** start of PROVIDED DATA **

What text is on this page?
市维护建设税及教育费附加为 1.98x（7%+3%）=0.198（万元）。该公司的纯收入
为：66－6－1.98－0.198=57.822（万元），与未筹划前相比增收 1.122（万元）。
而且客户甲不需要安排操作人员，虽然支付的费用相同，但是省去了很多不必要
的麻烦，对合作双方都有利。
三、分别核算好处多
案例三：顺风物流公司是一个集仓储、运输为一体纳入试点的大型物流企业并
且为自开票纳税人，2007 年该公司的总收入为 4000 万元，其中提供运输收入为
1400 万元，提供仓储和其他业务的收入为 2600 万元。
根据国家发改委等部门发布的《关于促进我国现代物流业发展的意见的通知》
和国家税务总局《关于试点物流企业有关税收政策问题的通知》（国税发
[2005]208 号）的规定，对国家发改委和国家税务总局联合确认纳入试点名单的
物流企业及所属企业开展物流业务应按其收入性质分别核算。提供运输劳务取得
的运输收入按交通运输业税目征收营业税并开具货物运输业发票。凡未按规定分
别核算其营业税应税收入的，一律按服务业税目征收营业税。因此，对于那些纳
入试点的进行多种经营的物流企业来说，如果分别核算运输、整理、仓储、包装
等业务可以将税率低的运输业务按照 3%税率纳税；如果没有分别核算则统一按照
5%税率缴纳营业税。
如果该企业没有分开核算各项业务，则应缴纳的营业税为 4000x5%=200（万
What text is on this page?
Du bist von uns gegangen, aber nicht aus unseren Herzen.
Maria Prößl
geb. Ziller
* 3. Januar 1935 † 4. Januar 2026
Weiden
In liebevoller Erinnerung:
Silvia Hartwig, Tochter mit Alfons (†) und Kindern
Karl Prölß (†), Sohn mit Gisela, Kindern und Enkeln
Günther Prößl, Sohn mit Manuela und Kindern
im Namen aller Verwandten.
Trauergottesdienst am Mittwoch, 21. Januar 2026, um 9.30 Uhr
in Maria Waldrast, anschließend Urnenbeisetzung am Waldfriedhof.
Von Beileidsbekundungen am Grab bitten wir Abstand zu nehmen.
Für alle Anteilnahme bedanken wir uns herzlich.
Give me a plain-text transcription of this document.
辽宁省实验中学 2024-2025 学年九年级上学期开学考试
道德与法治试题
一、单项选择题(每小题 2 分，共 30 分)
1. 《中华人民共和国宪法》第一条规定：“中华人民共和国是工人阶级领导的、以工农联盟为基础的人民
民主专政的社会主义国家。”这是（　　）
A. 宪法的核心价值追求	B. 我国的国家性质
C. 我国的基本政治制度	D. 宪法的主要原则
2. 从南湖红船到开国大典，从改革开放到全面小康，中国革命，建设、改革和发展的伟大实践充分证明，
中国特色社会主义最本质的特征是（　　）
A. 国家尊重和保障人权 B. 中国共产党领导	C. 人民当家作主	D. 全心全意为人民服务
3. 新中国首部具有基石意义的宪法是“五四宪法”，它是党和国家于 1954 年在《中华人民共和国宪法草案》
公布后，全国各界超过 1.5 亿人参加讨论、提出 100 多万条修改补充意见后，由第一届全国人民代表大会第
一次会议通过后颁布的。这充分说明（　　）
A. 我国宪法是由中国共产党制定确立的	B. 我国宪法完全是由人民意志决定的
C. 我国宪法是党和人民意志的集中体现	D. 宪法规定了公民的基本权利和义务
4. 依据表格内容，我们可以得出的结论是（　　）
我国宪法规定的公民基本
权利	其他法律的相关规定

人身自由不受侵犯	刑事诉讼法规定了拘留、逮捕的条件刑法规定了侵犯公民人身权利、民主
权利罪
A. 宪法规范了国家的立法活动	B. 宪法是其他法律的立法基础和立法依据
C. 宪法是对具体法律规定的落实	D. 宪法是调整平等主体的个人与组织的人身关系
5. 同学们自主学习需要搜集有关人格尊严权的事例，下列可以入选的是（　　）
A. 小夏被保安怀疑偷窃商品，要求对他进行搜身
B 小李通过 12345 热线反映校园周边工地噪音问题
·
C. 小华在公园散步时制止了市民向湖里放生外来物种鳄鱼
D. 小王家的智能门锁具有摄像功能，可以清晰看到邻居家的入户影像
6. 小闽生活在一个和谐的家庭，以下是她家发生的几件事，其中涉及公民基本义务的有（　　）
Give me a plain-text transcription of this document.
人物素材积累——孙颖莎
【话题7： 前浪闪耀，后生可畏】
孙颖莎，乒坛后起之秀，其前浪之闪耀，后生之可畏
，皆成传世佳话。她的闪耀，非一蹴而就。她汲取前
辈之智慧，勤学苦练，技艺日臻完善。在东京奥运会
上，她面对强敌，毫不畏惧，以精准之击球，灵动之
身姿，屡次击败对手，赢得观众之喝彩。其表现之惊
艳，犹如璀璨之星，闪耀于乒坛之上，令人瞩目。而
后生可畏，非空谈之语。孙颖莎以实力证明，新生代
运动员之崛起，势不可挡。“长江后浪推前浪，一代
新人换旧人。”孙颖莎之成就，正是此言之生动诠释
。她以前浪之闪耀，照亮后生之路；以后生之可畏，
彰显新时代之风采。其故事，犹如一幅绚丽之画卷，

** end of PROVIDED DATA **

Write out every line of the material again, exactly as it reads.

What text is on this page?
市维护建设税及教育费附加为 1.98x（7%+3%）=0.198（万元）。该公司的纯收入
为：66－6－1.98－0.198=57.822（万元），与未筹划前相比增收 1.122（万元）。
而且客户甲不需要安排操作人员，虽然支付的费用相同，但是省去了很多不必要
的麻烦，对合作双方都有利。
三、分别核算好处多
案例三：顺风物流公司是一个集仓储、运输为一体纳入试点的大型物流企业并
且为自开票纳税人，2007 年该公司的总收入为 4000 万元，其中提供运输收入为
1400 万元，提供仓储和其他业务的收入为 2600 万元。
根据国家发改委等部门发布的《关于促进我国现代物流业发展的意见的通知》
和国家税务总局《关于试点物流企业有关税收政策问题的通知》（国税发
[2005]208 号）的规定，对国家发改委和国家税务总局联合确认纳入试点名单的
物流企业及所属企业开展物流业务应按其收入性质分别核算。提供运输劳务取得
的运输收入按交通运输业税目征收营业税并开具货物运输业发票。凡未按规定分
别核算其营业税应税收入的，一律按服务业税目征收营业税。因此，对于那些纳
入试点的进行多种经营的物流企业来说，如果分别核算运输、整理、仓储、包装
等业务可以将税率低的运输业务按照 3%税率纳税；如果没有分别核算则统一按照
5%税率缴纳营业税。
如果该企业没有分开核算各项业务，则应缴纳的营业税为 4000x5%=200（万
What text is on this page?
Du bist von uns gegangen, aber nicht aus unseren Herzen.
Maria Prößl
geb. Ziller
* 3. Januar 1935 † 4. Januar 2026
Weiden
In liebevoller Erinnerung:
Silvia Hartwig, Tochter mit Alfons (†) und Kindern
Karl Prölß (†), Sohn mit Gisela, Kindern und Enkeln
Günther Prößl, Sohn mit Manuela und Kindern
im Namen aller Verwandten.
Trauergottesdienst am Mittwoch, 21. Januar 2026, um 9.30 Uhr
in Maria Waldrast, anschließend Urnenbeisetzung am Waldfriedhof.
Von Beileidsbekundungen am Grab bitten wir Abstand zu nehmen.
Für alle Anteilnahme bedanken wir uns herzlich.
Give me a plain-text transcription of this document.
辽宁省实验中学 2024-2025 学年九年级上学期开学考试
道德与法治试题
一、单项选择题(每小题 2 分，共 30 分)
1. 《中华人民共和国宪法》第一条规定：“中华人民共和国是工人阶级领导的、以工农联盟为基础的人民
民主专政的社会主义国家。”这是（　　）
A. 宪法的核心价值追求	B. 我国的国家性质
C. 我国的基本政治制度	D. 宪法的主要原则
2. 从南湖红船到开国大典，从改革开放到全面小康，中国革命，建设、改革和发展的伟大实践充分证明，
中国特色社会主义最本质的特征是（　　）
A. 国家尊重和保障人权 B. 中国共产党领导	C. 人民当家作主	D. 全心全意为人民服务
3. 新中国首部具有基石意义的宪法是“五四宪法”，它是党和国家于 1954 年在《中华人民共和国宪法草案》
公布后，全国各界超过 1.5 亿人参加讨论、提出 100 多万条修改补充意见后，由第一届全国人民代表大会第
一次会议通过后颁布的。这充分说明（　　）
A. 我国宪法是由中国共产党制定确立的	B. 我国宪法完全是由人民意志决定的
C. 我国宪法是党和人民意志的集中体现	D. 宪法规定了公民的基本权利和义务
4. 依据表格内容，我们可以得出的结论是（　　）
我国宪法规定的公民基本
权利	其他法律的相关规定

人身自由不受侵犯	刑事诉讼法规定了拘留、逮捕的条件刑法规定了侵犯公民人身权利、民主
权利罪
A. 宪法规范了国家的立法活动	B. 宪法是其他法律的立法基础和立法依据
C. 宪法是对具体法律规定的落实	D. 宪法是调整平等主体的个人与组织的人身关系
5. 同学们自主学习需要搜集有关人格尊严权的事例，下列可以入选的是（　　）
A. 小夏被保安怀疑偷窃商品，要求对他进行搜身
B 小李通过 12345 热线反映校园周边工地噪音问题
·
C. 小华在公园散步时制止了市民向湖里放生外来物种鳄鱼
D. 小王家的智能门锁具有摄像功能，可以清晰看到邻居家的入户影像
6. 小闽生活在一个和谐的家庭，以下是她家发生的几件事，其中涉及公民基本义务的有（　　）
Give me a plain-text transcription of this document.
人物素材积累——孙颖莎
【话题7： 前浪闪耀，后生可畏】
孙颖莎，乒坛后起之秀，其前浪之闪耀，后生之可畏
，皆成传世佳话。她的闪耀，非一蹴而就。她汲取前
辈之智慧，勤学苦练，技艺日臻完善。在东京奥运会
上，她面对强敌，毫不畏惧，以精准之击球，灵动之
身姿，屡次击败对手，赢得观众之喝彩。其表现之惊
艳，犹如璀璨之星，闪耀于乒坛之上，令人瞩目。而
后生可畏，非空谈之语。孙颖莎以实力证明，新生代
运动员之崛起，势不可挡。“长江后浪推前浪，一代
新人换旧人。”孙颖莎之成就，正是此言之生动诠释
。她以前浪之闪耀，照亮后生之路；以后生之可畏，
彰显新时代之风采。其故事，犹如一幅绚丽之画卷，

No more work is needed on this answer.